[The exercise]: Search the data below for "this"; list each line that holds it.

[Entries]:
start

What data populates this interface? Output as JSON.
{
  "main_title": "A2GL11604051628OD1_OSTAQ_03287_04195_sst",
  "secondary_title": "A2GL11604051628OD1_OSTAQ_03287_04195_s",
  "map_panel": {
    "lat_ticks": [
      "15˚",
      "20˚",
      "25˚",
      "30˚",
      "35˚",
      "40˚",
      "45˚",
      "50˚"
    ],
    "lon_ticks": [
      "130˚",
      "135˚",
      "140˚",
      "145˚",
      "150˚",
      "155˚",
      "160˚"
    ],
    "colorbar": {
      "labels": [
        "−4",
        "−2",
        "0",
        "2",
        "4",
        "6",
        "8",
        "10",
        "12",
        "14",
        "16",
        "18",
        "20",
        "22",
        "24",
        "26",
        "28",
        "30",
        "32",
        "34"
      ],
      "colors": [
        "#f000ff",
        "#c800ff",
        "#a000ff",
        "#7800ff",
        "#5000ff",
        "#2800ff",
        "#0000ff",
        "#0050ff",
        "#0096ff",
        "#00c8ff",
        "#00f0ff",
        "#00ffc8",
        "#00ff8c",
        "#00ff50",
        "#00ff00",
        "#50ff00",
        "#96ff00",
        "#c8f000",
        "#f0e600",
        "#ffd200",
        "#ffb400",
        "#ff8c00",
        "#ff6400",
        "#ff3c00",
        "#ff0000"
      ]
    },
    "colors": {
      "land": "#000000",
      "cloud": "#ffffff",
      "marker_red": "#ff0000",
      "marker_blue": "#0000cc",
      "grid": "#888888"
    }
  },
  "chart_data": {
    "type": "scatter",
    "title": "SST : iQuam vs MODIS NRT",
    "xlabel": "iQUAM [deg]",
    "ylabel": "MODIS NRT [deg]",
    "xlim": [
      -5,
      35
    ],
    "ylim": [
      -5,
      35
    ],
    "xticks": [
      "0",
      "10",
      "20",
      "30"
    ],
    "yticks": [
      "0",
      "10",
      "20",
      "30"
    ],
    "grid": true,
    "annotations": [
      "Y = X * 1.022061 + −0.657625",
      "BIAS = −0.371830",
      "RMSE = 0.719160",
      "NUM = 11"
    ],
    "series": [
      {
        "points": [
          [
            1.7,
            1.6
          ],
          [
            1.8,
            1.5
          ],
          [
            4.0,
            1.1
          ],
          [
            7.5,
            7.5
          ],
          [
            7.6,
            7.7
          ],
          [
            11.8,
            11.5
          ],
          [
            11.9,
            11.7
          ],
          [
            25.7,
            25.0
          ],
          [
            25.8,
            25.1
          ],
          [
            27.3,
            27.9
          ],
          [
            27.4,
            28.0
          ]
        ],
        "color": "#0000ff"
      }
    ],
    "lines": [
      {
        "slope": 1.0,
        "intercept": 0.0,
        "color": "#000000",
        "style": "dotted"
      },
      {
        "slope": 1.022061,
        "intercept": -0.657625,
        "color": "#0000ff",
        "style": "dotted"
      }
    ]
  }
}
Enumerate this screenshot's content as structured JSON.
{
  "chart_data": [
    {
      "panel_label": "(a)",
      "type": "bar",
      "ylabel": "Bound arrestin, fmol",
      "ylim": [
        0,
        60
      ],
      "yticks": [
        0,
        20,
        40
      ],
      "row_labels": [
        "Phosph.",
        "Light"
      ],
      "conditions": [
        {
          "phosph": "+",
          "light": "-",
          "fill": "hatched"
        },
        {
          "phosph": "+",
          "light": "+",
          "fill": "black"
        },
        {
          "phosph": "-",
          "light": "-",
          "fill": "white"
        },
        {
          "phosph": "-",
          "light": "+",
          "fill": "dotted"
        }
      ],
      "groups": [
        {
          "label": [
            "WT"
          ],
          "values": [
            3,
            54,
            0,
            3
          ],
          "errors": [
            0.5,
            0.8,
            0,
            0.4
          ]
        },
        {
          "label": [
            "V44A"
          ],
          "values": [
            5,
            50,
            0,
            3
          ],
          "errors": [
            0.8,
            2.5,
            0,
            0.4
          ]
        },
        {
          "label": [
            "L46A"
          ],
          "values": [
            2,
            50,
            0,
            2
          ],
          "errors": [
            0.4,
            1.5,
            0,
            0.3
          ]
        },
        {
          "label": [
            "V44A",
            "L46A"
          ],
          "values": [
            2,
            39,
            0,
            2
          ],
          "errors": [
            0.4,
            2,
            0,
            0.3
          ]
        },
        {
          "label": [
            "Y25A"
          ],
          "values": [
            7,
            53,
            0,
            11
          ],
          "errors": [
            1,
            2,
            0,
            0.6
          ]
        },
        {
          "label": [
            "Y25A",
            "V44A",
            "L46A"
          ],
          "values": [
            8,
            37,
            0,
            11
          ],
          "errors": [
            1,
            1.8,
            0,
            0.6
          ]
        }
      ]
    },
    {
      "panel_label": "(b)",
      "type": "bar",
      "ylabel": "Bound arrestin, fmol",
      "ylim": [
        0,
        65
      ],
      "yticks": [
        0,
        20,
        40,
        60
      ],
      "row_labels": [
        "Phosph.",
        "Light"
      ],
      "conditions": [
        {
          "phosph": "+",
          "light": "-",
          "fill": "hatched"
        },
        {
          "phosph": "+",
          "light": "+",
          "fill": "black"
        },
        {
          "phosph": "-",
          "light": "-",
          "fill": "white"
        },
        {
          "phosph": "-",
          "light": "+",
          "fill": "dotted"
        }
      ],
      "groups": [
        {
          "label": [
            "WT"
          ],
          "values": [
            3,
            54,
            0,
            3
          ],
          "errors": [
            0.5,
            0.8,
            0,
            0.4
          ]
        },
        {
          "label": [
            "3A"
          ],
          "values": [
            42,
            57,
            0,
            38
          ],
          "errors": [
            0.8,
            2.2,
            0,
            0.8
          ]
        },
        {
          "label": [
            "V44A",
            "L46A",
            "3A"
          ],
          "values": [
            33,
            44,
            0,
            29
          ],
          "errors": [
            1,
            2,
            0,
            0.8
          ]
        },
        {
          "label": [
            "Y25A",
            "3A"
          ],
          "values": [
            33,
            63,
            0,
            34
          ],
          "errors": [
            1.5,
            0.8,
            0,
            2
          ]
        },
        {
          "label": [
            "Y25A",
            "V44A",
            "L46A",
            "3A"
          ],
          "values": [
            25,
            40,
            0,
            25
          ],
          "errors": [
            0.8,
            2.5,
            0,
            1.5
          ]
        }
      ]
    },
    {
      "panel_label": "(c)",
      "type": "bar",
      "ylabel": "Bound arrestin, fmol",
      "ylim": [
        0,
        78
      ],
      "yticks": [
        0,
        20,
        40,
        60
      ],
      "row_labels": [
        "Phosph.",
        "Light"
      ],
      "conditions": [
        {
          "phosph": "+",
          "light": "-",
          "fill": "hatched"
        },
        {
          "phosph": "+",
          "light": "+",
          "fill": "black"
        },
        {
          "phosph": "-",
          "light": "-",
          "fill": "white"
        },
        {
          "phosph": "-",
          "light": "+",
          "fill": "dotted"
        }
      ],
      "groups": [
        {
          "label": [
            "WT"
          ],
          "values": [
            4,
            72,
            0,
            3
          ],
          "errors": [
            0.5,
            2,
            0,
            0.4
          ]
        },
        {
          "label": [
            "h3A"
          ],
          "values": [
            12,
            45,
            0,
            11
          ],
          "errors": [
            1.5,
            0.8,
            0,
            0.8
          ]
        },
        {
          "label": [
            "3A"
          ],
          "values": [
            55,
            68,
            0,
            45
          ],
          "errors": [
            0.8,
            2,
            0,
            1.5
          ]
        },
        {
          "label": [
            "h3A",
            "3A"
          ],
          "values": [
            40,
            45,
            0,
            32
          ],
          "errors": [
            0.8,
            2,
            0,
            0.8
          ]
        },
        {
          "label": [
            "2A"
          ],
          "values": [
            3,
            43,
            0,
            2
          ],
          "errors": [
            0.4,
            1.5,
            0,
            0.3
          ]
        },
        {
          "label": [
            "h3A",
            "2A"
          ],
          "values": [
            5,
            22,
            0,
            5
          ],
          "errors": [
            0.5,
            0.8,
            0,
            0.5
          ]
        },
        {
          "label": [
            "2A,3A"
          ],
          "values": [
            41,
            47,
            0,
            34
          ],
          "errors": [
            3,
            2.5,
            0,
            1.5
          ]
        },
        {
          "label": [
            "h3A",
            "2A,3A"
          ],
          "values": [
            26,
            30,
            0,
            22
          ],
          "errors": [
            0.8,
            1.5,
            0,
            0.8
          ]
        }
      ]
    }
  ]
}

end

[Exercise answer]:
What data populates this interface? Output as JSON.
Enumerate this screenshot's content as structured JSON.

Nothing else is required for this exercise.